> _What to work on_:
Print, exactly and completely, the data that appears below.

Segment Start: Provided records

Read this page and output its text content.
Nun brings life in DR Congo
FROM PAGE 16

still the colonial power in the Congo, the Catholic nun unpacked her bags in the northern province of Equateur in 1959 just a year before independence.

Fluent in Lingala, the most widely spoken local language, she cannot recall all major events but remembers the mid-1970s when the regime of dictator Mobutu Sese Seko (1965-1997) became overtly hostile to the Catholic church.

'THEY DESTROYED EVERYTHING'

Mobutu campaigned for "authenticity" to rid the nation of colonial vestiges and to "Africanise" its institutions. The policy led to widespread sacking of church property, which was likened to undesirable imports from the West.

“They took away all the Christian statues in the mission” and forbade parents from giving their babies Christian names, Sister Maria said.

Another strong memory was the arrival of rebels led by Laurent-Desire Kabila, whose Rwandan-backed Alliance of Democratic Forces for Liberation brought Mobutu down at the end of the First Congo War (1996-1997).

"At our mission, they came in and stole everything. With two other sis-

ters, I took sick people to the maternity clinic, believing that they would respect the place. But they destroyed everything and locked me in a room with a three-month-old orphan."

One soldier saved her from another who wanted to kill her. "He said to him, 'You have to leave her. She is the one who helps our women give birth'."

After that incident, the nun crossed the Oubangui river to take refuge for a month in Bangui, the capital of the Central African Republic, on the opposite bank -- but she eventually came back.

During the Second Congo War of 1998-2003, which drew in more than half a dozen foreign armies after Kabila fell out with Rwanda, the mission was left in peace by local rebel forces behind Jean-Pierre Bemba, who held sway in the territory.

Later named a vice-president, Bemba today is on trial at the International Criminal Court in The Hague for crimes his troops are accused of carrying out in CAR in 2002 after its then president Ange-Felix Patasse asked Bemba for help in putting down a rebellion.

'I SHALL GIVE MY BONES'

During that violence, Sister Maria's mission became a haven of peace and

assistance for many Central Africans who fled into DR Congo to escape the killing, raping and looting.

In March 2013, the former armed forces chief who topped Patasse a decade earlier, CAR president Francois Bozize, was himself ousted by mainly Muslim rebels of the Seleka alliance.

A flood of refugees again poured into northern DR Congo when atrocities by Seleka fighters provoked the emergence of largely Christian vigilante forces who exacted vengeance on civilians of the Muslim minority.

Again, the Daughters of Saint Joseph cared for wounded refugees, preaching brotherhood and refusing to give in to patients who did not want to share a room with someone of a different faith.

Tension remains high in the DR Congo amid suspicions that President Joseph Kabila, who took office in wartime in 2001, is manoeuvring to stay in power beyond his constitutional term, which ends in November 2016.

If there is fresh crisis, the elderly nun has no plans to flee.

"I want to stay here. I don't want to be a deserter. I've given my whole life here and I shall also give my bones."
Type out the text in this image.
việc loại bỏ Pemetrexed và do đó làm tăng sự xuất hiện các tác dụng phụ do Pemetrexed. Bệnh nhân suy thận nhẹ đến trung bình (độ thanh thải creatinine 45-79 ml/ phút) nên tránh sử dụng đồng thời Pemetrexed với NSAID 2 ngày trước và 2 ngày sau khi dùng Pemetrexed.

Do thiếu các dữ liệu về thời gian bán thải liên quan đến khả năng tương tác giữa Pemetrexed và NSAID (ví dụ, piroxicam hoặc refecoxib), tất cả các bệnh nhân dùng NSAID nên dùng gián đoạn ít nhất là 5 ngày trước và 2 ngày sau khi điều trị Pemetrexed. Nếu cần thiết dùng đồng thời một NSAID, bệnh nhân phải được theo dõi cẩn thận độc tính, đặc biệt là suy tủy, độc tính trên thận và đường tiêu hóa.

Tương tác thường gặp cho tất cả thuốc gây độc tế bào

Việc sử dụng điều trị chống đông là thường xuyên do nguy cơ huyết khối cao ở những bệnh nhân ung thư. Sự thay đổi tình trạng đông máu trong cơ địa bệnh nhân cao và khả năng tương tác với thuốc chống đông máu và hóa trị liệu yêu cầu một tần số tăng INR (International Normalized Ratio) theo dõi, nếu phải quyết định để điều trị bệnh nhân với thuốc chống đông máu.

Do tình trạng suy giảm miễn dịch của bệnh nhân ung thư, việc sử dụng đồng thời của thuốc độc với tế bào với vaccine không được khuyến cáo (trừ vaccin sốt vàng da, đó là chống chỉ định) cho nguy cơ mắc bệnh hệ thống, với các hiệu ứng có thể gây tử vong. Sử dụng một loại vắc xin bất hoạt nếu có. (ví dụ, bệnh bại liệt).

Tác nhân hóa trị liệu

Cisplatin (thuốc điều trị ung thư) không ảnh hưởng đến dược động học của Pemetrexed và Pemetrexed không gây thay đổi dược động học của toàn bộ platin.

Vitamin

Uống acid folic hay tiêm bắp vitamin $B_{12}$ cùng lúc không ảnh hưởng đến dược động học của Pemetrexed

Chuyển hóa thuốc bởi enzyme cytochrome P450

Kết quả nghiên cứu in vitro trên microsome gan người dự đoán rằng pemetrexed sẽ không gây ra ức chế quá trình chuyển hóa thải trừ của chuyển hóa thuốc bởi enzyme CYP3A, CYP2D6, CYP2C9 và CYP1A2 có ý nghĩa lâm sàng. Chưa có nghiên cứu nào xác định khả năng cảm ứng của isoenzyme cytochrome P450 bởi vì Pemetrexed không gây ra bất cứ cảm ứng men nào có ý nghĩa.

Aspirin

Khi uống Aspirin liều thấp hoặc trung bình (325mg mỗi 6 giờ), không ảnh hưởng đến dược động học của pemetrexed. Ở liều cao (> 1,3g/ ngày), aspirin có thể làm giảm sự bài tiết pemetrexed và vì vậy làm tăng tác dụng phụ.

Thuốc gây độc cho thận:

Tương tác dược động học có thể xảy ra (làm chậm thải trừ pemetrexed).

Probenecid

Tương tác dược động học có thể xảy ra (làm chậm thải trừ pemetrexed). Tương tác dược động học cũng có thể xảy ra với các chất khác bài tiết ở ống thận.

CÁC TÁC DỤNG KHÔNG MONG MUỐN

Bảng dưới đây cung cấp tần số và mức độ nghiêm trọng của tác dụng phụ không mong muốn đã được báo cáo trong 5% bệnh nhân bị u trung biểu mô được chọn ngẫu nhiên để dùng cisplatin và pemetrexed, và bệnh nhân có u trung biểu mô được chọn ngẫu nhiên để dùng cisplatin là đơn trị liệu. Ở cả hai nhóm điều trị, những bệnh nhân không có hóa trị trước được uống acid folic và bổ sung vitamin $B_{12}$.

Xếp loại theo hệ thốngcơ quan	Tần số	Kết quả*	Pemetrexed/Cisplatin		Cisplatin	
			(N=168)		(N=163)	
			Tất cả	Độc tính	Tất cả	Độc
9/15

Segment End: Provided records

> _Solution for this problem_:
Read this page and output its text content.
Nun brings life in DR Congo
FROM PAGE 16

still the colonial power in the Congo, the Catholic nun unpacked her bags in the northern province of Equateur in 1959 just a year before independence.

Fluent in Lingala, the most widely spoken local language, she cannot recall all major events but remembers the mid-1970s when the regime of dictator Mobutu Sese Seko (1965-1997) became overtly hostile to the Catholic church.

'THEY DESTROYED EVERYTHING'

Mobutu campaigned for "authenticity" to rid the nation of colonial vestiges and to "Africanise" its institutions. The policy led to widespread sacking of church property, which was likened to undesirable imports from the West.

“They took away all the Christian statues in the mission” and forbade parents from giving their babies Christian names, Sister Maria said.

Another strong memory was the arrival of rebels led by Laurent-Desire Kabila, whose Rwandan-backed Alliance of Democratic Forces for Liberation brought Mobutu down at the end of the First Congo War (1996-1997).

"At our mission, they came in and stole everything. With two other sis-

ters, I took sick people to the maternity clinic, believing that they would respect the place. But they destroyed everything and locked me in a room with a three-month-old orphan."

One soldier saved her from another who wanted to kill her. "He said to him, 'You have to leave her. She is the one who helps our women give birth'."

After that incident, the nun crossed the Oubangui river to take refuge for a month in Bangui, the capital of the Central African Republic, on the opposite bank -- but she eventually came back.

During the Second Congo War of 1998-2003, which drew in more than half a dozen foreign armies after Kabila fell out with Rwanda, the mission was left in peace by local rebel forces behind Jean-Pierre Bemba, who held sway in the territory.

Later named a vice-president, Bemba today is on trial at the International Criminal Court in The Hague for crimes his troops are accused of carrying out in CAR in 2002 after its then president Ange-Felix Patasse asked Bemba for help in putting down a rebellion.

'I SHALL GIVE MY BONES'

During that violence, Sister Maria's mission became a haven of peace and

assistance for many Central Africans who fled into DR Congo to escape the killing, raping and looting.

In March 2013, the former armed forces chief who topped Patasse a decade earlier, CAR president Francois Bozize, was himself ousted by mainly Muslim rebels of the Seleka alliance.

A flood of refugees again poured into northern DR Congo when atrocities by Seleka fighters provoked the emergence of largely Christian vigilante forces who exacted vengeance on civilians of the Muslim minority.

Again, the Daughters of Saint Joseph cared for wounded refugees, preaching brotherhood and refusing to give in to patients who did not want to share a room with someone of a different faith.

Tension remains high in the DR Congo amid suspicions that President Joseph Kabila, who took office in wartime in 2001, is manoeuvring to stay in power beyond his constitutional term, which ends in November 2016.

If there is fresh crisis, the elderly nun has no plans to flee.

"I want to stay here. I don't want to be a deserter. I've given my whole life here and I shall also give my bones."
Type out the text in this image.
việc loại bỏ Pemetrexed và do đó làm tăng sự xuất hiện các tác dụng phụ do Pemetrexed. Bệnh nhân suy thận nhẹ đến trung bình (độ thanh thải creatinine 45-79 ml/ phút) nên tránh sử dụng đồng thời Pemetrexed với NSAID 2 ngày trước và 2 ngày sau khi dùng Pemetrexed.

Do thiếu các dữ liệu về thời gian bán thải liên quan đến khả năng tương tác giữa Pemetrexed và NSAID (ví dụ, piroxicam hoặc refecoxib), tất cả các bệnh nhân dùng NSAID nên dùng gián đoạn ít nhất là 5 ngày trước và 2 ngày sau khi điều trị Pemetrexed. Nếu cần thiết dùng đồng thời một NSAID, bệnh nhân phải được theo dõi cẩn thận độc tính, đặc biệt là suy tủy, độc tính trên thận và đường tiêu hóa.

Tương tác thường gặp cho tất cả thuốc gây độc tế bào

Việc sử dụng điều trị chống đông là thường xuyên do nguy cơ huyết khối cao ở những bệnh nhân ung thư. Sự thay đổi tình trạng đông máu trong cơ địa bệnh nhân cao và khả năng tương tác với thuốc chống đông máu và hóa trị liệu yêu cầu một tần số tăng INR (International Normalized Ratio) theo dõi, nếu phải quyết định để điều trị bệnh nhân với thuốc chống đông máu.

Do tình trạng suy giảm miễn dịch của bệnh nhân ung thư, việc sử dụng đồng thời của thuốc độc với tế bào với vaccine không được khuyến cáo (trừ vaccin sốt vàng da, đó là chống chỉ định) cho nguy cơ mắc bệnh hệ thống, với các hiệu ứng có thể gây tử vong. Sử dụng một loại vắc xin bất hoạt nếu có. (ví dụ, bệnh bại liệt).

Tác nhân hóa trị liệu

Cisplatin (thuốc điều trị ung thư) không ảnh hưởng đến dược động học của Pemetrexed và Pemetrexed không gây thay đổi dược động học của toàn bộ platin.

Vitamin

Uống acid folic hay tiêm bắp vitamin $B_{12}$ cùng lúc không ảnh hưởng đến dược động học của Pemetrexed

Chuyển hóa thuốc bởi enzyme cytochrome P450

Kết quả nghiên cứu in vitro trên microsome gan người dự đoán rằng pemetrexed sẽ không gây ra ức chế quá trình chuyển hóa thải trừ của chuyển hóa thuốc bởi enzyme CYP3A, CYP2D6, CYP2C9 và CYP1A2 có ý nghĩa lâm sàng. Chưa có nghiên cứu nào xác định khả năng cảm ứng của isoenzyme cytochrome P450 bởi vì Pemetrexed không gây ra bất cứ cảm ứng men nào có ý nghĩa.

Aspirin

Khi uống Aspirin liều thấp hoặc trung bình (325mg mỗi 6 giờ), không ảnh hưởng đến dược động học của pemetrexed. Ở liều cao (> 1,3g/ ngày), aspirin có thể làm giảm sự bài tiết pemetrexed và vì vậy làm tăng tác dụng phụ.

Thuốc gây độc cho thận:

Tương tác dược động học có thể xảy ra (làm chậm thải trừ pemetrexed).

Probenecid

Tương tác dược động học có thể xảy ra (làm chậm thải trừ pemetrexed). Tương tác dược động học cũng có thể xảy ra với các chất khác bài tiết ở ống thận.

CÁC TÁC DỤNG KHÔNG MONG MUỐN

Bảng dưới đây cung cấp tần số và mức độ nghiêm trọng của tác dụng phụ không mong muốn đã được báo cáo trong 5% bệnh nhân bị u trung biểu mô được chọn ngẫu nhiên để dùng cisplatin và pemetrexed, và bệnh nhân có u trung biểu mô được chọn ngẫu nhiên để dùng cisplatin là đơn trị liệu. Ở cả hai nhóm điều trị, những bệnh nhân không có hóa trị trước được uống acid folic và bổ sung vitamin $B_{12}$.

Xếp loại theo hệ thốngcơ quan	Tần số	Kết quả*	Pemetrexed/Cisplatin		Cisplatin	
			(N=168)		(N=163)	
			Tất cả	Độc tính	Tất cả	Độc
9/15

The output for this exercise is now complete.